- What you have to do: Word for word, reproduce each of the entries.

Segment Open

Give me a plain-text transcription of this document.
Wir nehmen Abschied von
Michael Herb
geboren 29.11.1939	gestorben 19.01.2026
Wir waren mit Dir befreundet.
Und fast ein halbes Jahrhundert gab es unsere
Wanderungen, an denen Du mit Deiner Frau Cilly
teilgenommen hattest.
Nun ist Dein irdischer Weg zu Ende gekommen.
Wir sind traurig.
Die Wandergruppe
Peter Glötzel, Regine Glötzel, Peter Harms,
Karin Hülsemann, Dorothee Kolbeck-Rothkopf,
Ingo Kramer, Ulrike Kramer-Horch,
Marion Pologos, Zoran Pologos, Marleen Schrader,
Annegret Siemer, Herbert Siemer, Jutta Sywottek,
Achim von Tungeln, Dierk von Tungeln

Segment Closed

- Task answer:
Give me a plain-text transcription of this document.
Wir nehmen Abschied von
Michael Herb
geboren 29.11.1939	gestorben 19.01.2026
Wir waren mit Dir befreundet.
Und fast ein halbes Jahrhundert gab es unsere
Wanderungen, an denen Du mit Deiner Frau Cilly
teilgenommen hattest.
Nun ist Dein irdischer Weg zu Ende gekommen.
Wir sind traurig.
Die Wandergruppe
Peter Glötzel, Regine Glötzel, Peter Harms,
Karin Hülsemann, Dorothee Kolbeck-Rothkopf,
Ingo Kramer, Ulrike Kramer-Horch,
Marion Pologos, Zoran Pologos, Marleen Schrader,
Annegret Siemer, Herbert Siemer, Jutta Sywottek,
Achim von Tungeln, Dierk von Tungeln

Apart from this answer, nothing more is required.